[[ READING PASSAGE, beginning ]]
An Asia geopolitical expert says that, while the BRI satisfies a number of economic goals for China, including expanding its supply chains, accessing overseas labor, and preventing massive layoffs when companies run out of infrastructure to build, the over-riding goal is regional influence.

Richard Javad Heydarian, author of ‘Asia’s New Battlefield: The USA, China, and the Struggle for the Western Pacific’, writes:

“Above all, however, it allows China to lock in precious mineral resources and transform nations across the Eurasian land mass and Indian Ocean into long-term debtors. A leading credit rating agency recently warned that the OBOR is “driven primarily by China’s efforts to extend its global influence”, where “genuine infrastructure needs and commercial logic might be secondary to political motivations.”

The result is what one observer aptly described as “debt-trap diplomacy”, since some nations end up piling up unsustainable debts to China…

Although it is not yet clear how B3W would work, or how much capital would be allocated to it, the White House communique said the government will “work with Congress to augment our development finance toolkit with the hope that, together with the private sector, other U.S. stakeholders, and G7 partners, B3W will collectively catalyze hundreds of billions of dollars of infrastructure investment for low- and middle-income countries in the coming years.”

Not coincidentally, the G7 leaders followed up the B3W announcement with an agreement to collectively continue fiscal stimulus programs rolled out to deal with the covid-19 pandemic.

“There was broad consensus across the table on continued support for fiscal expansion at this stage,” an un-named source told Reuters, adding that Biden, British Prime Minister Boris Johnson and Italy’s Mario Draghi expressed particular support.

Drain on copper

2,600 projects costing $3.7 trillion are linked to BRI, as of mid-2020. Think about how much metal that would entail — in particular, copper, necessary for construction wiring, plumbing and telecommunications, along with renewable energy, 5G and vehicle electrification. 

Research commissioned by the International Copper Association, quoted by Mining Technology, found that Belt and Road projects in over 60 Eurasian countries will push the demand for copper to 6.5 million tonnes by 2027, a 22% increase over 2017 levels.

That much copper equates to nearly a third of the 20Mt of copper produced in 2020 — new copper supply that would need to be either mined from existing operations or discovered.  

The research, jointly presented by the International Copper Association and the International Wrought Copper Council, in a 2018 workshop entitled, ‘Copper: The Building Block of the Energy Transition’, also says that, during the first five years of the Belt and Road Initiative, 1.25Mt of copper was used to build a network of power generation and grids, highways and railroads — about 5% of world supply.

BHP, which operates the world’s largest copper mine, Escondida in Chile, reportedly estimated in 2018 that BRI is already seven times larger than the Marshall Plan, undertaken by the United States to rebuild Europe following World War II.

The firm told Reuters the initiative could boost copper demand by 1.6Mt, roughly 7% of annual demand at the time.
[[ READING PASSAGE, end ]]
[[ SUPPLIED RECORDS, beginning ]]
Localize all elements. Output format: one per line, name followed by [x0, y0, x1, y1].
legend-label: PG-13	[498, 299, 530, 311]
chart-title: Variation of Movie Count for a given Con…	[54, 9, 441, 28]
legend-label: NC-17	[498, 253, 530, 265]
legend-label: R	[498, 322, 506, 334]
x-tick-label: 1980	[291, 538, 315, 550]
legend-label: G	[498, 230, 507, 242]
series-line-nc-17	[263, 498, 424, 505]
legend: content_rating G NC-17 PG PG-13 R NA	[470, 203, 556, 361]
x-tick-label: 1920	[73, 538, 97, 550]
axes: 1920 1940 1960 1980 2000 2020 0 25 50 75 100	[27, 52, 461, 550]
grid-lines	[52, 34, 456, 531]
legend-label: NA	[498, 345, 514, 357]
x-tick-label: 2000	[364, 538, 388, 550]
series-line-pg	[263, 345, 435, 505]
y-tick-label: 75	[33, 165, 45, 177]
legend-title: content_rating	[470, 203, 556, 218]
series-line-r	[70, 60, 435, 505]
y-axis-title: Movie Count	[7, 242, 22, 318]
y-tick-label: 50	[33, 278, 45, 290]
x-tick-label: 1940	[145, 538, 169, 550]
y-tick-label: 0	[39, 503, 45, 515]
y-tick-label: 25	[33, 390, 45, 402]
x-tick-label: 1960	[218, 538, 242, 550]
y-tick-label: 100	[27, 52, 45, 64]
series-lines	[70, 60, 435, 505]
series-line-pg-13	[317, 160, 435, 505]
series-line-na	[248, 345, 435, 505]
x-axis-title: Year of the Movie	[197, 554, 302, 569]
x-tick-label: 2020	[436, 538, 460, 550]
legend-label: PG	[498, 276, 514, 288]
[[ SUPPLIED RECORDS, end ]]
§ **WHAT THE EXERCISE ASKS**
In the passage about China's Belt and Road Initiative, what level of copper demand are Belt and Road projects expected to reach by 2027?

§ **PROBLEM SOLUTION**
6.5 million tonnes, a 22% increase over 2017 levels.